» Task instructions:
- a) In the text on digital forensic tools, reproduce the passage word for word, beginning at the words "Furthermore, CSC, NRCan, CBSA, CRA, CRTC, Fisheries" and stopping after the words "CSC institution illegally.".
- b) Answer these questions using the text on digital forensic tools:
(i) On which devices does CSC use digital forensic tools?
(ii) What must DND employees sign to confirm when an account is created on the DND network?
(iii) What would the RCMP require before examining a personal device?

» Text:
With regard to employers accessing employees’ personal information, Mr. Dufresne mentioned the principle of limiting collection, which is linked to the principles of necessity and proportionality. An employer must not collect and use more information than they need for their stated purpose. When accessing an employee’s personal information on an electronic device, an employer must be transparent and ensure that the employee is aware that it is a work device. The employer must also describe its expectations of what it will have access to and explain why it needs access to that information.[59] On this topic, Mr. Dufresne gave an example of health information that an employee might have on a mobile device that they are using for work. Before accessing the data, the employer must first consider whether it needs to access this information.

Mr. Dufresne said that, generally speaking, digital forensic tools used by federal government institutions as part of administrative investigations involving employees would be used only on devices provided to the employee by the employer.

Furthermore, CSC, NRCan, CBSA, CRA, CRTC, Fisheries and Oceans Canada, ECCC and RCMP representatives all confirmed that digital forensic tools are not used to monitor employees without their knowledge.[60] If digital forensic tools are used for internal investigations, the employees know about it, because it requires having physical access to the device.

For CSC, Ms. Gratton specified that digital forensic tools are used only on seized, contraband cellular phones that were introduced into a CSC institution illegally.

Expectations are different for DND employees than for other federal public servants. Ms. Martel explained that there is only a limited expectation of privacy when it comes to using DND’s IT systems and mobile devices, because they are subject to monitoring for the purposes of system administration, maintenance and security, as well as to ensure policy compliance.

Ms. Martel clarified that, when an account is created on the DND network, employees must sign to confirm that they will use the device only to do government work in order to have access to their account. However, she recognized that some employees do use these devices for personal use.

With regard to how the RCMP uses digital forensic tools with its own employees, Mr. Larkin noted that using its digital forensics program for administrative investigations is governed by legislation and policies. He said that the collection of evidence through these tools is based on necessity and proportionality, considering the allegations that led to the internal conduct investigation. He clarified that the RCMP would perform an examination only on RCMP-owned devices, and that any personal device would require a judicial warrant.

» Provided records:
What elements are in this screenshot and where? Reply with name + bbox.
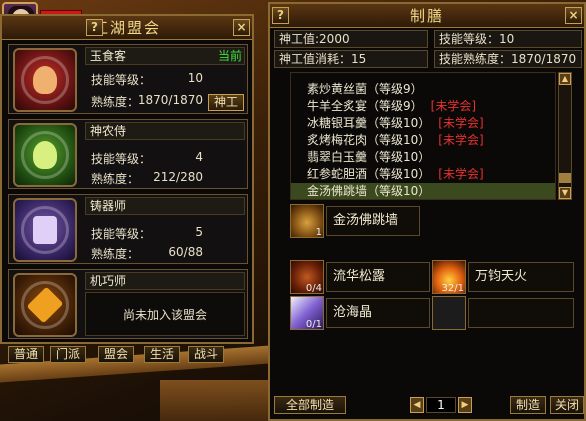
guild-card-name: 玉食客 当前 xyxy=(85,47,245,65)
recipe-row[interactable]: 冰糖银耳羹（等级10） [未学会] xyxy=(291,115,555,132)
proficiency-value: 60/88 xyxy=(168,245,203,259)
skill-level-value: 4 xyxy=(195,150,203,164)
fire-icon[interactable]: 32/1 xyxy=(432,260,466,294)
make-button[interactable]: 制造 xyxy=(510,396,546,414)
truffle-icon[interactable]: 0/4 xyxy=(290,260,324,294)
proficiency-label: 熟练度： xyxy=(91,95,140,109)
next-page-icon[interactable]: ▶ xyxy=(458,397,472,413)
material-count: 0/1 xyxy=(305,319,322,330)
skill-level-label: 技能等级： xyxy=(91,227,152,241)
scroll-down-icon[interactable]: ▼ xyxy=(559,187,571,199)
recipe-scrollbar[interactable]: ▲ ▼ xyxy=(558,72,572,200)
material-count: 32/1 xyxy=(441,283,464,294)
material-name: 沧海晶 xyxy=(326,298,430,328)
material-name: 万钧天火 xyxy=(468,262,574,292)
guild-card-name: 机巧师 xyxy=(85,272,245,290)
tab-sect[interactable]: 门派 xyxy=(50,346,86,363)
material-name: 流华松露 xyxy=(326,262,430,292)
close-panel-button[interactable]: 关闭 xyxy=(550,396,584,414)
recipe-row-selected[interactable]: 金汤佛跳墙（等级10） xyxy=(291,183,555,199)
close-button[interactable]: × xyxy=(233,19,250,36)
tab-normal[interactable]: 普通 xyxy=(8,346,44,363)
recipe-row[interactable]: 红参蛇胆酒（等级10） [未学会] xyxy=(291,166,555,183)
proficiency-value: 212/280 xyxy=(153,170,203,184)
make-all-button[interactable]: 全部制造 xyxy=(274,396,346,414)
guild-card-name: 铸器师 xyxy=(85,197,245,215)
skill-level-label: 技能等级： xyxy=(91,152,152,166)
recipe-row[interactable]: 翡翠白玉羹（等级10） xyxy=(291,149,555,166)
tab-battle[interactable]: 战斗 xyxy=(188,346,224,363)
tab-life[interactable]: 生活 xyxy=(144,346,180,363)
recipe-row[interactable]: 炙烤梅花肉（等级10） [未学会] xyxy=(291,132,555,149)
wooden-beam xyxy=(160,380,270,421)
product-name: 金汤佛跳墙 xyxy=(326,206,420,236)
current-badge: 当前 xyxy=(217,49,242,63)
shengong-value: 神工值:2000 xyxy=(274,30,428,48)
recipe-list: 素炒黄丝菌（等级9） 牛羊全炙宴（等级9） [未学会] 冰糖银耳羹（等级10） [未… xyxy=(290,72,556,200)
shengong-cost: 神工值消耗：15 xyxy=(274,50,428,68)
skill-level-label: 技能等级： xyxy=(91,73,152,87)
help-button[interactable]: ? xyxy=(272,7,289,24)
smith-emblem-icon xyxy=(13,198,77,262)
guild-card-chef[interactable]: 玉食客 当前 技能等级： 10 熟练度： 1870/1870 神工 xyxy=(8,44,248,114)
not-joined-message: 尚未加入该盟会 xyxy=(85,292,245,336)
help-button[interactable]: ? xyxy=(86,19,103,36)
tab-guild[interactable]: 盟会 xyxy=(98,346,134,363)
skill-proficiency: 技能熟练度：1870/1870 xyxy=(434,50,582,68)
cooking-panel: 制膳 ? × 神工值:2000 技能等级：10 神工值消耗：15 技能熟练度：1… xyxy=(268,2,586,421)
product-slot[interactable]: 1 xyxy=(290,204,324,238)
shengong-button[interactable]: 神工 xyxy=(208,94,244,111)
skill-level-value: 10 xyxy=(187,71,203,85)
guild-panel: 江湖盟会 ? × 玉食客 当前 技能等级： 10 熟练度： 1870/1870 … xyxy=(0,14,254,363)
category-tabs: 普通 门派 盟会 生活 战斗 xyxy=(8,346,248,364)
skill-level: 技能等级：10 xyxy=(434,30,582,48)
proficiency-value: 1870/1870 xyxy=(137,93,203,107)
product-count: 1 xyxy=(315,227,322,238)
guild-card-farmer[interactable]: 神农侍 技能等级： 4 熟练度： 212/280 xyxy=(8,119,248,189)
material-count: 0/4 xyxy=(305,283,322,294)
chef-emblem-icon xyxy=(13,48,77,112)
scroll-up-icon[interactable]: ▲ xyxy=(559,73,571,85)
guild-card-smith[interactable]: 铸器师 技能等级： 5 熟练度： 60/88 xyxy=(8,194,248,264)
skill-level-value: 5 xyxy=(195,225,203,239)
proficiency-label: 熟练度： xyxy=(91,247,140,261)
guild-panel-title: 江湖盟会 xyxy=(2,16,252,40)
empty-slot[interactable] xyxy=(432,296,466,330)
cooking-panel-title: 制膳 xyxy=(270,4,584,28)
proficiency-label: 熟练度： xyxy=(91,172,140,186)
mechanic-emblem-icon xyxy=(13,273,77,337)
crystal-icon[interactable]: 0/1 xyxy=(290,296,324,330)
farmer-emblem-icon xyxy=(13,123,77,187)
page-number-input[interactable]: 1 xyxy=(426,397,456,413)
close-button[interactable]: × xyxy=(565,7,582,24)
material-name xyxy=(468,298,574,328)
guild-card-mechanic[interactable]: 机巧师 尚未加入该盟会 xyxy=(8,269,248,339)
prev-page-icon[interactable]: ◀ xyxy=(410,397,424,413)
recipe-row[interactable]: 素炒黄丝菌（等级9） xyxy=(291,81,555,98)
guild-card-name: 神农侍 xyxy=(85,122,245,140)
recipe-row[interactable]: 牛羊全炙宴（等级9） [未学会] xyxy=(291,98,555,115)
scroll-thumb[interactable] xyxy=(559,173,571,183)
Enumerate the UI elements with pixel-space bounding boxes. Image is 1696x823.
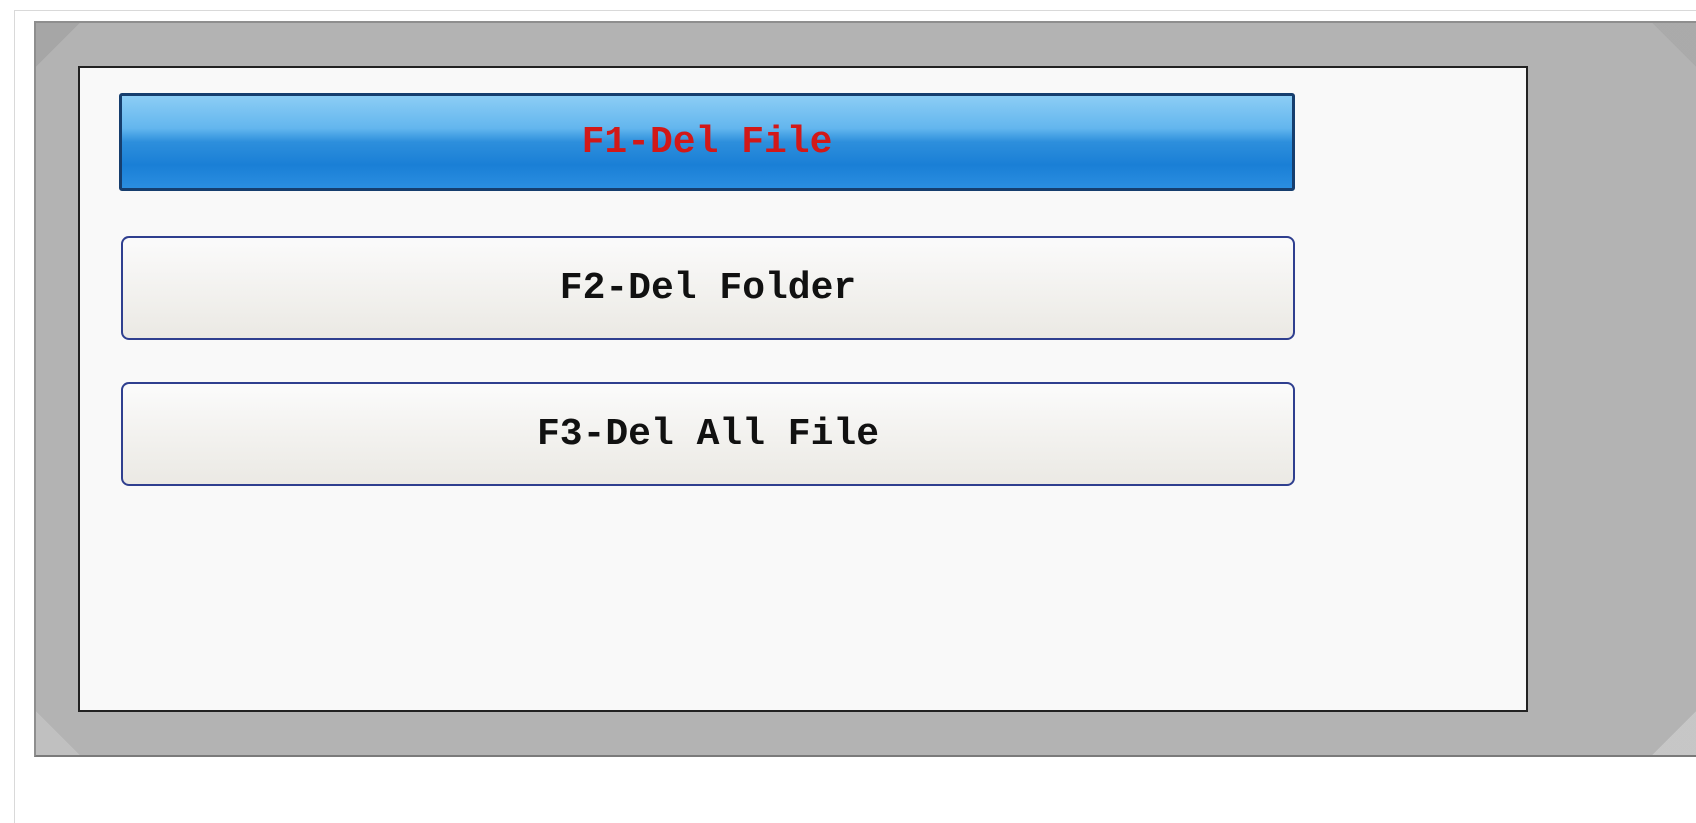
frame-corner-top-right	[1652, 23, 1696, 69]
frame-corner-bottom-right	[1652, 709, 1696, 755]
del-all-file-button[interactable]: F3-Del All File	[121, 382, 1295, 486]
del-all-file-label: F3-Del All File	[536, 412, 880, 456]
del-file-button[interactable]: F1-Del File	[119, 93, 1295, 191]
del-file-label: F1-Del File	[581, 120, 833, 164]
del-folder-label: F2-Del Folder	[559, 266, 857, 310]
del-folder-button[interactable]: F2-Del Folder	[121, 236, 1295, 340]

» Exercise responses:
- a)
Furthermore, CSC, NRCan, CBSA, CRA, CRTC, Fisheries and Oceans Canada, ECCC and RCMP representatives all confirmed that digital forensic tools are not used to monitor employees without their knowledge.[60] If digital forensic tools are used for internal investigations, the employees know about it, because it requires having physical access to the device.

For CSC, Ms. Gratton specified that digital forensic tools are used only on seized, contraband cellular phones that were introduced into a CSC institution illegally.

- b)
(i) Seized, contraband cellular phones that were introduced into a CSC institution illegally.
(ii) That they will use the device only to do government work.
(iii) A judicial warrant.